# Start of GIVEN TEXT

View Full Version : Case Annealing

02-01-2008, 09:40 PM
Can someone tell me what the minimum temperature to achieve sought after softness in case neck annealing, also what would a maximum temp be? I've heard all the visual things to look for would like to verify with temp probe.

02-02-2008, 08:51 AM
yeah glowing red and tip them into the water. I make them glow to just before they melt!!!!

02-02-2008, 11:25 AM
Annealed brass is actually ruined. It's stress relieving that's desirable.
It's my understanding that the grain structure of brass is unaffected below 450deg, and that >800deg will cause annealing. So I use 650deg as measured by a probe, in a lead dip.
Using this method, I can take my time and get a deep, well controlled stress relieving.

My brass does not glow at this temp, and cools to a discoloration slightly lighter than new Lapuas.

02-02-2008, 07:34 PM
Thanks alot Mike ! That was what I was looking for.

# End of GIVEN TEXT
# Start of ITEMS

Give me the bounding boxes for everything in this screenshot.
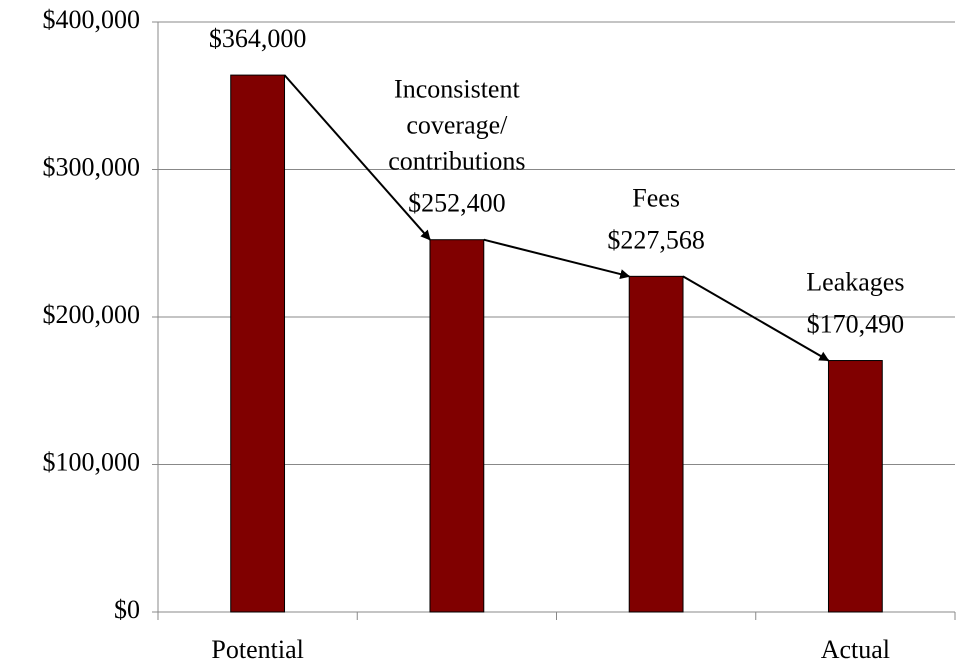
y-tick-label: $300,000: [43, 152, 141, 181]
y-tick-label: $0: [114, 595, 140, 624]
annotation: Inconsistent: [394, 75, 520, 104]
annotation: contributions: [388, 147, 525, 176]
arrow: [682, 275, 830, 362]
bar: [827, 360, 883, 613]
y-tick-label: $100,000: [43, 447, 141, 476]
value-label: $364,000: [209, 24, 307, 53]
value-label: $227,568: [607, 225, 705, 254]
arrow: [283, 74, 431, 241]
value-label: $170,490: [807, 309, 905, 338]
value-label: $252,400: [408, 189, 506, 218]
x-tick-label: Actual: [821, 635, 890, 664]
y-tick-label: $200,000: [43, 300, 141, 329]
arrow: [483, 238, 631, 279]
bar: [628, 275, 684, 613]
bar: [230, 74, 286, 613]
x-tick-label: Potential: [211, 635, 303, 664]
y-tick-label: $400,000: [43, 5, 141, 34]
annotation: Leakages: [806, 267, 904, 296]
annotation: Fees: [632, 183, 680, 212]
annotation: coverage/: [406, 111, 508, 140]
bar: [429, 239, 485, 613]
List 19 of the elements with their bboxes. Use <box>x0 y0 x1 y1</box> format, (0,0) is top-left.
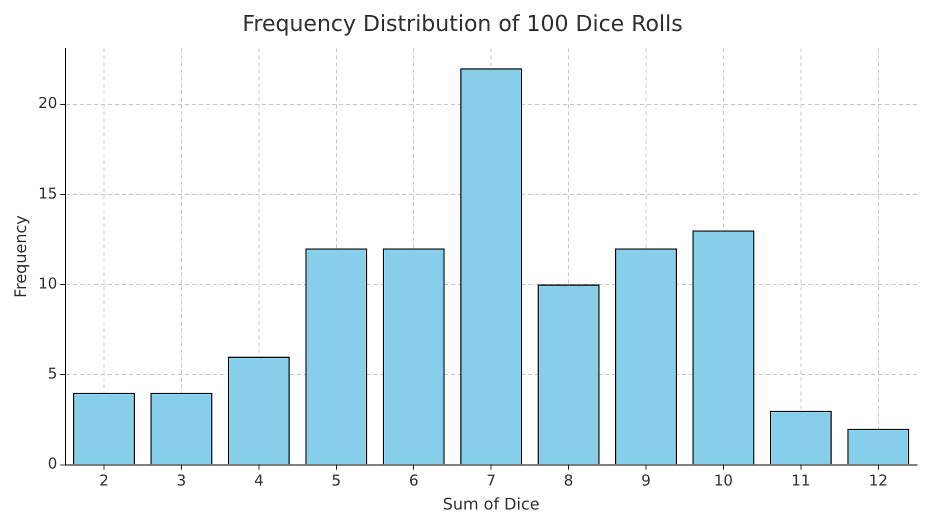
y-tick-label: 0 <box>48 454 58 473</box>
x-tick-label: 7 <box>486 472 496 490</box>
y-tick-label: 20 <box>38 94 58 112</box>
chart-title: Frequency Distribution of 100 Dice Rolls <box>242 12 683 37</box>
x-tick-label: 10 <box>714 472 733 490</box>
x-tick-label: 9 <box>641 472 651 490</box>
x-tick-label: 5 <box>332 472 342 490</box>
x-tick-label: 6 <box>408 472 418 490</box>
y-tick-label: 15 <box>38 184 58 202</box>
y-axis-title: Frequency <box>10 215 30 298</box>
x-tick-label: 11 <box>791 472 810 490</box>
y-tick-label: 10 <box>38 274 58 292</box>
x-axis-title: Sum of Dice <box>442 494 540 514</box>
x-tick-label: 12 <box>868 472 888 490</box>
y-tick-label: 5 <box>48 364 58 383</box>
x-tick-label: 2 <box>99 472 109 490</box>
x-tick-label: 3 <box>176 472 186 490</box>
x-tick-label: 4 <box>254 472 264 490</box>
x-tick-label: 8 <box>564 472 574 490</box>
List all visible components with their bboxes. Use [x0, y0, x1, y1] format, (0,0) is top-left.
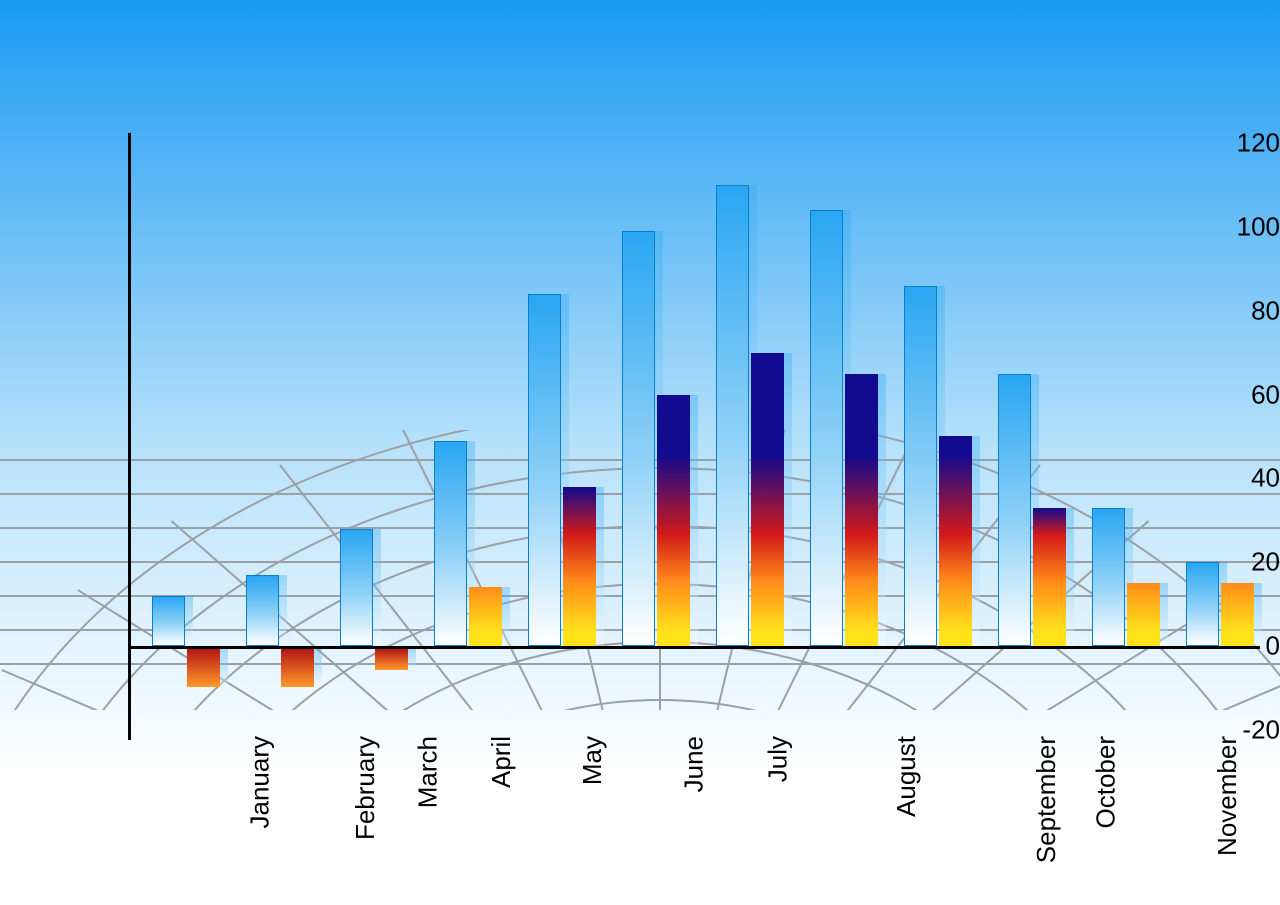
bar-series-b: [187, 649, 220, 687]
bar-series-b: [657, 395, 690, 647]
x-tick-label: March: [412, 736, 443, 808]
x-tick-label: June: [678, 736, 709, 792]
y-tick-label: 100: [1170, 211, 1280, 242]
x-tick-label: August: [891, 736, 922, 817]
bar-series-b: [375, 649, 408, 670]
bar-series-b: [563, 487, 596, 646]
y-tick-label: 120: [1170, 128, 1280, 159]
bar-series-b: [281, 649, 314, 687]
x-tick-label: July: [762, 736, 793, 782]
bar-series-a: [1092, 508, 1125, 646]
x-tick-label: September: [1031, 736, 1062, 863]
bar-series-a: [340, 529, 373, 646]
x-tick-label: November: [1212, 736, 1243, 856]
x-tick-label: February: [350, 736, 381, 840]
bar-series-a: [716, 185, 749, 646]
bar-series-a: [998, 374, 1031, 646]
bar-series-b: [751, 353, 784, 646]
bar-series-b: [1221, 583, 1254, 646]
y-tick-label: 60: [1170, 379, 1280, 410]
bar-series-a: [246, 575, 279, 646]
bar-series-b: [1033, 508, 1066, 646]
x-tick-label: October: [1091, 736, 1122, 829]
bar-series-a: [528, 294, 561, 646]
bar-series-b: [469, 587, 502, 646]
bar-series-a: [152, 596, 185, 646]
bar-series-a: [434, 441, 467, 646]
x-tick-label: January: [245, 736, 276, 829]
monthly-bar-chart: -20020406080100120JanuaryFebruaryMarchAp…: [0, 0, 1280, 905]
bar-series-a: [810, 210, 843, 646]
bar-series-a: [904, 286, 937, 646]
bar-series-a: [1186, 562, 1219, 646]
x-tick-label: April: [486, 736, 517, 788]
y-tick-label: 40: [1170, 463, 1280, 494]
bar-series-a: [622, 231, 655, 646]
bar-series-b: [939, 436, 972, 646]
bar-series-b: [1127, 583, 1160, 646]
y-tick-label: 80: [1170, 295, 1280, 326]
x-tick-label: May: [577, 736, 608, 785]
bar-series-b: [845, 374, 878, 646]
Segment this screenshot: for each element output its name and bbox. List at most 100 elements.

# End of ITEMS

### REQUIREMENT 1
Answer these questions about the case annealing thread:
(a) What temperature does the reply posted at 11:25 AM use, and how is it measured?
(b) According to the reply posted at 08:51 AM, what are the glowing cases tipped into?
(c) Whom does the final post thank?
### REQUIREMENT 2
Duplicate the passage of the case annealing thread between "My brass does" and "was looking for.", inclusive.

### WORKED ANSWER 1
(a) 650deg, measured by a probe in a lead dip.
(b) Water.
(c) Mike.

### WORKED ANSWER 2
My brass does not glow at this temp, and cools to a discoloration slightly lighter than new Lapuas.

02-02-2008, 07:34 PM
Thanks alot Mike ! That was what I was looking for.